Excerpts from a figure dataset
───

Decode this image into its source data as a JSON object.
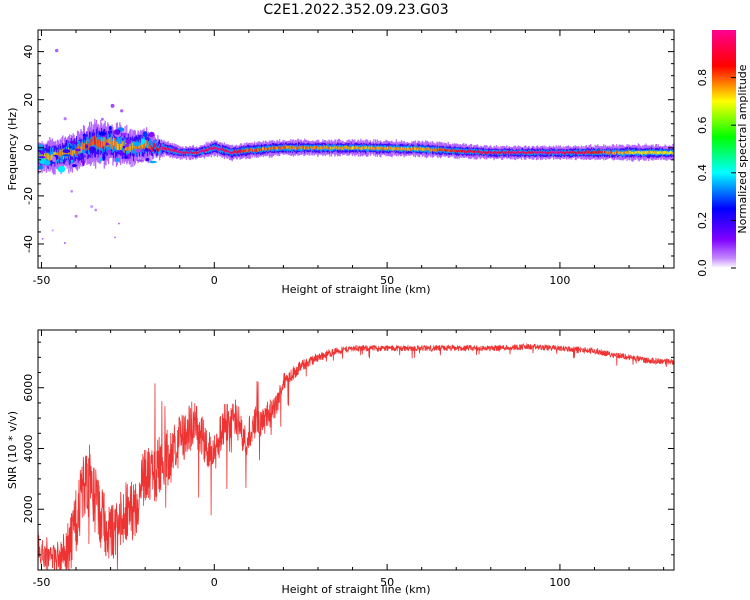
{
  "title": "C2E1.2022.352.09.23.G03",
  "chart_data": [
    {
      "type": "heatmap",
      "xlabel": "Height of straight line (km)",
      "ylabel": "Frequency (Hz)",
      "xlim": [
        -51,
        133
      ],
      "ylim": [
        -50,
        49
      ],
      "xticks": [
        -50,
        0,
        50,
        100
      ],
      "yticks": [
        -40,
        -20,
        0,
        20,
        40
      ],
      "ridge": {
        "x": [
          -51,
          -45,
          -40,
          -35,
          -30,
          -25,
          -20,
          -15,
          -10,
          -5,
          0,
          5,
          10,
          20,
          40,
          60,
          80,
          100,
          120,
          133
        ],
        "freq": [
          -4,
          -3,
          -1,
          2,
          2,
          0,
          1,
          0,
          -2,
          -2,
          0,
          -2,
          -1,
          0,
          0,
          -0.5,
          -2,
          -2,
          -2,
          -2
        ],
        "amplitude": [
          0.45,
          0.5,
          0.55,
          0.6,
          0.55,
          0.5,
          0.55,
          0.9,
          0.95,
          0.85,
          0.95,
          0.9,
          0.6,
          0.55,
          0.5,
          0.5,
          0.85,
          0.9,
          0.45,
          0.4
        ],
        "spread": [
          6,
          6,
          7,
          8,
          8,
          7,
          6,
          3,
          2.5,
          2.5,
          3,
          3,
          3,
          3,
          3,
          3,
          2.5,
          2.5,
          3,
          3
        ]
      }
    },
    {
      "type": "line",
      "xlabel": "Height of straight line (km)",
      "ylabel": "SNR (10 * v/v)",
      "xlim": [
        -51,
        133
      ],
      "ylim": [
        0,
        7900
      ],
      "xticks": [
        -50,
        0,
        50,
        100
      ],
      "yticks": [
        2000,
        4000,
        6000
      ],
      "color": "#ee3333",
      "series": [
        {
          "x": [
            -51,
            -48,
            -45,
            -42,
            -40,
            -38,
            -36,
            -34,
            -32,
            -30,
            -28,
            -26,
            -24,
            -22,
            -20,
            -18,
            -15,
            -12,
            -10,
            -8,
            -6,
            -4,
            -2,
            0,
            3,
            6,
            9,
            12,
            15,
            18,
            20,
            25,
            30,
            35,
            40,
            50,
            60,
            70,
            80,
            90,
            100,
            110,
            120,
            125,
            133
          ],
          "values": [
            700,
            350,
            400,
            600,
            1600,
            2500,
            3000,
            2000,
            1800,
            1200,
            1400,
            2000,
            1900,
            2200,
            3200,
            3000,
            3600,
            3800,
            4200,
            4600,
            4800,
            4500,
            4000,
            3800,
            4800,
            5100,
            4300,
            4800,
            5000,
            5400,
            6200,
            6700,
            7000,
            7200,
            7300,
            7300,
            7300,
            7300,
            7300,
            7350,
            7300,
            7200,
            7000,
            6900,
            6850
          ],
          "noise": [
            500,
            400,
            600,
            900,
            1100,
            1200,
            1200,
            1200,
            1200,
            1100,
            1000,
            1000,
            1000,
            1000,
            1000,
            1000,
            1000,
            900,
            900,
            800,
            800,
            700,
            700,
            700,
            700,
            650,
            600,
            600,
            500,
            400,
            300,
            200,
            150,
            120,
            100,
            100,
            100,
            100,
            100,
            100,
            100,
            100,
            100,
            100,
            100
          ]
        }
      ]
    }
  ],
  "colorbar": {
    "label": "Normalized spectral amplitude",
    "range": [
      0,
      1
    ],
    "ticks": [
      "0.0",
      "0.2",
      "0.4",
      "0.6",
      "0.8"
    ]
  }
}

───

TASK STATEMENT
All of the lines above should be printed exactly, minus the pictures.

REPLY TO THE TASK
Decode this image into its source data as a JSON object.
{
  "title": "C2E1.2022.352.09.23.G03",
  "chart_data": [
    {
      "type": "heatmap",
      "xlabel": "Height of straight line (km)",
      "ylabel": "Frequency (Hz)",
      "xlim": [
        -51,
        133
      ],
      "ylim": [
        -50,
        49
      ],
      "xticks": [
        -50,
        0,
        50,
        100
      ],
      "yticks": [
        -40,
        -20,
        0,
        20,
        40
      ],
      "ridge": {
        "x": [
          -51,
          -45,
          -40,
          -35,
          -30,
          -25,
          -20,
          -15,
          -10,
          -5,
          0,
          5,
          10,
          20,
          40,
          60,
          80,
          100,
          120,
          133
        ],
        "freq": [
          -4,
          -3,
          -1,
          2,
          2,
          0,
          1,
          0,
          -2,
          -2,
          0,
          -2,
          -1,
          0,
          0,
          -0.5,
          -2,
          -2,
          -2,
          -2
        ],
        "amplitude": [
          0.45,
          0.5,
          0.55,
          0.6,
          0.55,
          0.5,
          0.55,
          0.9,
          0.95,
          0.85,
          0.95,
          0.9,
          0.6,
          0.55,
          0.5,
          0.5,
          0.85,
          0.9,
          0.45,
          0.4
        ],
        "spread": [
          6,
          6,
          7,
          8,
          8,
          7,
          6,
          3,
          2.5,
          2.5,
          3,
          3,
          3,
          3,
          3,
          3,
          2.5,
          2.5,
          3,
          3
        ]
      }
    },
    {
      "type": "line",
      "xlabel": "Height of straight line (km)",
      "ylabel": "SNR (10 * v/v)",
      "xlim": [
        -51,
        133
      ],
      "ylim": [
        0,
        7900
      ],
      "xticks": [
        -50,
        0,
        50,
        100
      ],
      "yticks": [
        2000,
        4000,
        6000
      ],
      "color": "#ee3333",
      "series": [
        {
          "x": [
            -51,
            -48,
            -45,
            -42,
            -40,
            -38,
            -36,
            -34,
            -32,
            -30,
            -28,
            -26,
            -24,
            -22,
            -20,
            -18,
            -15,
            -12,
            -10,
            -8,
            -6,
            -4,
            -2,
            0,
            3,
            6,
            9,
            12,
            15,
            18,
            20,
            25,
            30,
            35,
            40,
            50,
            60,
            70,
            80,
            90,
            100,
            110,
            120,
            125,
            133
          ],
          "values": [
            700,
            350,
            400,
            600,
            1600,
            2500,
            3000,
            2000,
            1800,
            1200,
            1400,
            2000,
            1900,
            2200,
            3200,
            3000,
            3600,
            3800,
            4200,
            4600,
            4800,
            4500,
            4000,
            3800,
            4800,
            5100,
            4300,
            4800,
            5000,
            5400,
            6200,
            6700,
            7000,
            7200,
            7300,
            7300,
            7300,
            7300,
            7300,
            7350,
            7300,
            7200,
            7000,
            6900,
            6850
          ],
          "noise": [
            500,
            400,
            600,
            900,
            1100,
            1200,
            1200,
            1200,
            1200,
            1100,
            1000,
            1000,
            1000,
            1000,
            1000,
            1000,
            1000,
            900,
            900,
            800,
            800,
            700,
            700,
            700,
            700,
            650,
            600,
            600,
            500,
            400,
            300,
            200,
            150,
            120,
            100,
            100,
            100,
            100,
            100,
            100,
            100,
            100,
            100,
            100,
            100
          ]
        }
      ]
    }
  ],
  "colorbar": {
    "label": "Normalized spectral amplitude",
    "range": [
      0,
      1
    ],
    "ticks": [
      "0.0",
      "0.2",
      "0.4",
      "0.6",
      "0.8"
    ]
  }
}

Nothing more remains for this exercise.